[DATA PROVIDED]:

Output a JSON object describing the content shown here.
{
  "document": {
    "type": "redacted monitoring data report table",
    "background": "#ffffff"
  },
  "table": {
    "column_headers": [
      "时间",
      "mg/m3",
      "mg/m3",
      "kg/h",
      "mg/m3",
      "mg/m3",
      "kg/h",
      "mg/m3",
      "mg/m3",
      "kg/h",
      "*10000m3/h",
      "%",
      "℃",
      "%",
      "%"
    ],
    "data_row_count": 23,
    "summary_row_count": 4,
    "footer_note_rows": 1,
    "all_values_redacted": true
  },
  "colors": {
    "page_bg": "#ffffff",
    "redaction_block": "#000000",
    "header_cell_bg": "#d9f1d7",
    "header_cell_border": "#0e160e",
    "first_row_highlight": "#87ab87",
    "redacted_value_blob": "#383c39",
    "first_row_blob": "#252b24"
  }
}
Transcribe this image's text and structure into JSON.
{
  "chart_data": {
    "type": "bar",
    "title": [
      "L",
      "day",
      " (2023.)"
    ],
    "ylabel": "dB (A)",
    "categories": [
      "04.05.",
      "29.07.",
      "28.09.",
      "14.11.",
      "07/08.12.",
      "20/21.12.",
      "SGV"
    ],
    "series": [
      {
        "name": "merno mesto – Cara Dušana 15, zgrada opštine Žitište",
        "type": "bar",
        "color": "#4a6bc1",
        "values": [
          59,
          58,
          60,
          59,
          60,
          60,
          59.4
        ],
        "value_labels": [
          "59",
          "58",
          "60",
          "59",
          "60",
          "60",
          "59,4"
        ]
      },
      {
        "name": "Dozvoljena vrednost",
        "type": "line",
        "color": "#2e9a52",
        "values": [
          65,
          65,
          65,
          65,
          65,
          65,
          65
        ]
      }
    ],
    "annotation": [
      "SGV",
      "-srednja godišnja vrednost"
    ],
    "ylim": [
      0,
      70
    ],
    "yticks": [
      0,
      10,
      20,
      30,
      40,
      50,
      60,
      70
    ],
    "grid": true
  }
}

[AIM OF THE EXERCISE]:
Each line above that includes "JSON" should be shown.

[SOLUTION]:
Output a JSON object describing the content shown here.
Transcribe this image's text and structure into JSON.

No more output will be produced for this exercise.